▶ [Problem details]:
Give back every record exactly as written.

▶ [Supplied data]:

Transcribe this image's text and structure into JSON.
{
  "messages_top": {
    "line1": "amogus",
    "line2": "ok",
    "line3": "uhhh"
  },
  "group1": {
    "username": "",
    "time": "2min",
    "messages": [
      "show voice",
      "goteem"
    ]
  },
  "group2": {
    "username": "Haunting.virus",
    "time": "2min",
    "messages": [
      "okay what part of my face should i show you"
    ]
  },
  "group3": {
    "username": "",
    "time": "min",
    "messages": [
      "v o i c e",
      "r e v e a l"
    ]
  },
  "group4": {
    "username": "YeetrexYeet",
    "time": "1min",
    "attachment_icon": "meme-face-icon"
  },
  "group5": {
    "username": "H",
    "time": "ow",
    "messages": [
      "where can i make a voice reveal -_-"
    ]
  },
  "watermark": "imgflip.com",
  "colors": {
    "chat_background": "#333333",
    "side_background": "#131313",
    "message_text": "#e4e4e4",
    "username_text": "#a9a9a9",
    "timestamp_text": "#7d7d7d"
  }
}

▶ [Task output]:
Transcribe this image's text and structure into JSON.
{
  "messages_top": {
    "line1": "amogus",
    "line2": "ok",
    "line3": "uhhh"
  },
  "group1": {
    "username": "",
    "time": "2min",
    "messages": [
      "show voice",
      "goteem"
    ]
  },
  "group2": {
    "username": "Haunting.virus",
    "time": "2min",
    "messages": [
      "okay what part of my face should i show you"
    ]
  },
  "group3": {
    "username": "",
    "time": "min",
    "messages": [
      "v o i c e",
      "r e v e a l"
    ]
  },
  "group4": {
    "username": "YeetrexYeet",
    "time": "1min",
    "attachment_icon": "meme-face-icon"
  },
  "group5": {
    "username": "H",
    "time": "ow",
    "messages": [
      "where can i make a voice reveal -_-"
    ]
  },
  "watermark": "imgflip.com",
  "colors": {
    "chat_background": "#333333",
    "side_background": "#131313",
    "message_text": "#e4e4e4",
    "username_text": "#a9a9a9",
    "timestamp_text": "#7d7d7d"
  }
}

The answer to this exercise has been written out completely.